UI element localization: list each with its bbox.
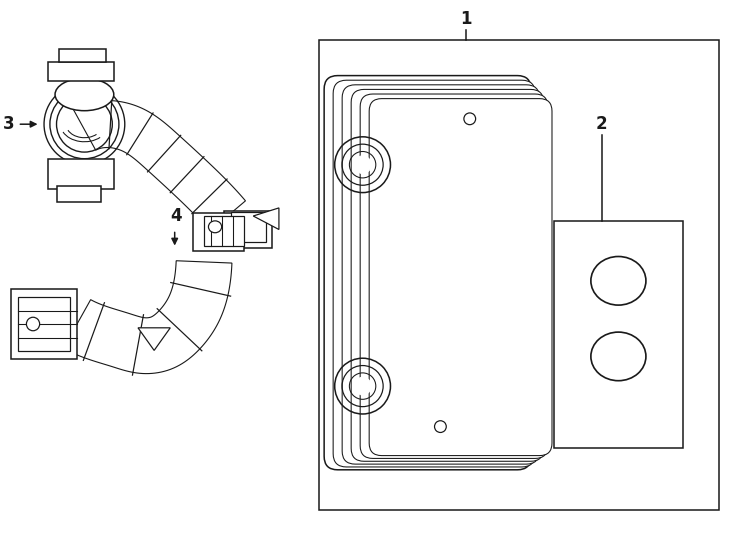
Polygon shape (73, 100, 245, 231)
Bar (57, 186, 101, 202)
FancyBboxPatch shape (333, 80, 535, 467)
Ellipse shape (591, 332, 646, 381)
Polygon shape (63, 261, 232, 374)
FancyBboxPatch shape (369, 99, 552, 456)
Bar (18, 297, 70, 351)
Text: 1: 1 (460, 10, 472, 28)
Bar (193, 213, 244, 251)
Circle shape (354, 377, 371, 395)
Bar (59, 49, 106, 62)
Polygon shape (138, 328, 170, 350)
FancyBboxPatch shape (342, 85, 539, 464)
Text: 4: 4 (170, 207, 182, 225)
Bar (554, 221, 683, 448)
Ellipse shape (55, 78, 114, 111)
Bar (231, 212, 266, 242)
Bar (11, 289, 77, 359)
Bar (48, 62, 114, 81)
FancyBboxPatch shape (360, 94, 548, 458)
Bar (319, 40, 719, 510)
Bar (224, 211, 272, 248)
Circle shape (354, 156, 371, 173)
Text: 2: 2 (596, 115, 608, 133)
Ellipse shape (591, 256, 646, 305)
FancyBboxPatch shape (351, 90, 544, 461)
Ellipse shape (208, 221, 222, 233)
Bar (48, 159, 114, 189)
Ellipse shape (26, 317, 40, 330)
Text: 3: 3 (3, 115, 36, 133)
FancyBboxPatch shape (324, 76, 531, 470)
Bar (204, 216, 244, 246)
Polygon shape (253, 208, 279, 230)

****************

• [PROBLEM TO WORK ON]: Extract every line of the records above word for word, leaving out the picture.

• [FINAL RESULT]:
UI element localization: list each with its bbox.
Polygon shape (73, 100, 245, 231)
Bar (57, 186, 101, 202)
FancyBboxPatch shape (333, 80, 535, 467)
Ellipse shape (591, 332, 646, 381)
Polygon shape (63, 261, 232, 374)
FancyBboxPatch shape (369, 99, 552, 456)
Bar (18, 297, 70, 351)
Text: 1: 1 (460, 10, 472, 28)
Bar (193, 213, 244, 251)
Circle shape (354, 377, 371, 395)
Bar (59, 49, 106, 62)
Polygon shape (138, 328, 170, 350)
FancyBboxPatch shape (342, 85, 539, 464)
Text: 4: 4 (170, 207, 182, 225)
Bar (554, 221, 683, 448)
Ellipse shape (55, 78, 114, 111)
Bar (231, 212, 266, 242)
Bar (11, 289, 77, 359)
Bar (48, 62, 114, 81)
FancyBboxPatch shape (360, 94, 548, 458)
Bar (319, 40, 719, 510)
Bar (224, 211, 272, 248)
Circle shape (354, 156, 371, 173)
Text: 2: 2 (596, 115, 608, 133)
Ellipse shape (591, 256, 646, 305)
FancyBboxPatch shape (351, 90, 544, 461)
Ellipse shape (208, 221, 222, 233)
Bar (48, 159, 114, 189)
Ellipse shape (26, 317, 40, 330)
Text: 3: 3 (3, 115, 36, 133)
FancyBboxPatch shape (324, 76, 531, 470)
Bar (204, 216, 244, 246)
Polygon shape (253, 208, 279, 230)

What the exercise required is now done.